Stated problem>
Tally the lines in the listing below that include "plain". Answer with the count and nothing more.

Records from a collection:
★ ★ ★ ★

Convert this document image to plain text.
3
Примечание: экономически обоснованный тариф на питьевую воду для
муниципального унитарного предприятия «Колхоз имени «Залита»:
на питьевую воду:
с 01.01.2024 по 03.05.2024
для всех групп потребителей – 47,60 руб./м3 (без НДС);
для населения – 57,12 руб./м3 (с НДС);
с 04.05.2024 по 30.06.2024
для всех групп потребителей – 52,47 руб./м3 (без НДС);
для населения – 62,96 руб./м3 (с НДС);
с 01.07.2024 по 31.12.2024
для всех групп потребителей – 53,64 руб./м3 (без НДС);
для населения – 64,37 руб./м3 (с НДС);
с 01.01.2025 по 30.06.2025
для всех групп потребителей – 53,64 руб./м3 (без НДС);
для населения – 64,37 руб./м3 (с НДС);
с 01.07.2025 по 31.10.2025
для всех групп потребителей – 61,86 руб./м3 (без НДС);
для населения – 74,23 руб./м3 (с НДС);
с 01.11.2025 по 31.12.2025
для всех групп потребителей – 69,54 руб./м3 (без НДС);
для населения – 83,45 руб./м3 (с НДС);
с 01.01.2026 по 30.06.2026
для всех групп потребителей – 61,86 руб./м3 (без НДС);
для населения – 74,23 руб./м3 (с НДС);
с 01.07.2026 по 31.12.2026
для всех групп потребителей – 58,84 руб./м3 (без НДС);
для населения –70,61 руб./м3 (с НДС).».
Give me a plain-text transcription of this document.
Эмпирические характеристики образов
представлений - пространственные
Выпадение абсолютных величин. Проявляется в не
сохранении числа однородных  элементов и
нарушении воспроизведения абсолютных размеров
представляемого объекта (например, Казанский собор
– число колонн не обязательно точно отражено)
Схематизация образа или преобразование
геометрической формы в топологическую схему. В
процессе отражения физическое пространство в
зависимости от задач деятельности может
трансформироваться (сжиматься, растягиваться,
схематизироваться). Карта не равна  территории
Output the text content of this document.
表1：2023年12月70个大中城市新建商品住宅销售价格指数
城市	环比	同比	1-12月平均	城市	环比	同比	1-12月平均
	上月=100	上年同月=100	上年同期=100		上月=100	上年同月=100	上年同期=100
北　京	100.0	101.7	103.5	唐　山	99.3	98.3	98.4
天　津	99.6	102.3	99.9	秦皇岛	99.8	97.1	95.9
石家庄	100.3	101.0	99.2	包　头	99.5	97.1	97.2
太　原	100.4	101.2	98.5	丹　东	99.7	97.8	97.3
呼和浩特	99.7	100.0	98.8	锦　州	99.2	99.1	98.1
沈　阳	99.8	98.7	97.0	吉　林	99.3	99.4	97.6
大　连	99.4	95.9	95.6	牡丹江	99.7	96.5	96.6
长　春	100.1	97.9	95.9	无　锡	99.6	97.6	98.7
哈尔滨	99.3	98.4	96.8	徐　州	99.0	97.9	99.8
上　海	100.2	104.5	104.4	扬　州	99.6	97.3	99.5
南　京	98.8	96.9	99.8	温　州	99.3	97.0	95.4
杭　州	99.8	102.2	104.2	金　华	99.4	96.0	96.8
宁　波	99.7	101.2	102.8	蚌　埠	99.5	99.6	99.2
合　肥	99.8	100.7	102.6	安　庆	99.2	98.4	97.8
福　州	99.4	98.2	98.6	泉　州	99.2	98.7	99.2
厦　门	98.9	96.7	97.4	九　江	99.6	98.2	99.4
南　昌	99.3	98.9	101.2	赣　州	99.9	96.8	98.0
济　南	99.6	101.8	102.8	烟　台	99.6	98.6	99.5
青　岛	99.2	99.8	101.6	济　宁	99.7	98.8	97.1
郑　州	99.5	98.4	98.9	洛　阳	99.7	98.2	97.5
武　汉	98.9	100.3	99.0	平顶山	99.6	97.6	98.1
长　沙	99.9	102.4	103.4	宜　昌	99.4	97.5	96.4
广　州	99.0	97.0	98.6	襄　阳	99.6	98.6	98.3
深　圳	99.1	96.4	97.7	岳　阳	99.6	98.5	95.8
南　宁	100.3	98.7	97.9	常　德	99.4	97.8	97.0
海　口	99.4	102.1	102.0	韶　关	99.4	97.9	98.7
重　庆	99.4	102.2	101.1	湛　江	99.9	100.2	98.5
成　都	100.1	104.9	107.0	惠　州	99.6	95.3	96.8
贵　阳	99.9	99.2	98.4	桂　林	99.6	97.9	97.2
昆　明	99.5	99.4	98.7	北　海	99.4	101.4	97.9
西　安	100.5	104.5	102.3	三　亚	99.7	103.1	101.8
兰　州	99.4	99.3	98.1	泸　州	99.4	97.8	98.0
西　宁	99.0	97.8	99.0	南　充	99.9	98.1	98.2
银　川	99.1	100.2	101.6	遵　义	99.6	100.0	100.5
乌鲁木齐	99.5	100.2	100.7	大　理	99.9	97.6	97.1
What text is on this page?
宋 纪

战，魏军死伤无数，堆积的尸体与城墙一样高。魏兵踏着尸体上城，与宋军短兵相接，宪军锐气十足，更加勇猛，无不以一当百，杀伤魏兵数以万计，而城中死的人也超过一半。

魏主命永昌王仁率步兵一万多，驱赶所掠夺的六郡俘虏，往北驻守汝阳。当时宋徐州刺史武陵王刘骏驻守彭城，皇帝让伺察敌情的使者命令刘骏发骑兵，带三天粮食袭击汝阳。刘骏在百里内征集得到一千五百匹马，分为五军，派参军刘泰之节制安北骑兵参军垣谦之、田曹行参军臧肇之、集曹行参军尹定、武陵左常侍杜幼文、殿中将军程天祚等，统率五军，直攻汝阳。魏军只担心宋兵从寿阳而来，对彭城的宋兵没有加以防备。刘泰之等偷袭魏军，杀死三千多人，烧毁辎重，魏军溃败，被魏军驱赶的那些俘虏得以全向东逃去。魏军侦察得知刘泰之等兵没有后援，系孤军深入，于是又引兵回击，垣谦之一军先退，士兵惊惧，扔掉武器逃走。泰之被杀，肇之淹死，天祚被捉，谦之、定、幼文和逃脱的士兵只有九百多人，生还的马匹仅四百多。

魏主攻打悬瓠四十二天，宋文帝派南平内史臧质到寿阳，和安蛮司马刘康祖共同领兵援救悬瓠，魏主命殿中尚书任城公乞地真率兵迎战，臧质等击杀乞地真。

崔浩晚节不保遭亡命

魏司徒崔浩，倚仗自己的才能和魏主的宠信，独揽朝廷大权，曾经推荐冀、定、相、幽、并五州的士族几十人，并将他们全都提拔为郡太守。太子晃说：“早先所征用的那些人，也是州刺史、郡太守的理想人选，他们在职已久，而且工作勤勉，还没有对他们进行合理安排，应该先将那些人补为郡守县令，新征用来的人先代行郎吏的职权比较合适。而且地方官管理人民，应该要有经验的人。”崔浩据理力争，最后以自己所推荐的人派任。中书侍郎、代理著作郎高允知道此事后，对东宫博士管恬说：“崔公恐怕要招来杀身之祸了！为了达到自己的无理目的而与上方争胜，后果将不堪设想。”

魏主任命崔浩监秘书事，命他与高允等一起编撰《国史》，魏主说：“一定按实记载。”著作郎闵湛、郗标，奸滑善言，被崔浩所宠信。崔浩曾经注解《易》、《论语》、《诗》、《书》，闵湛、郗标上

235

★ ★ ★ ★

Task answer>
2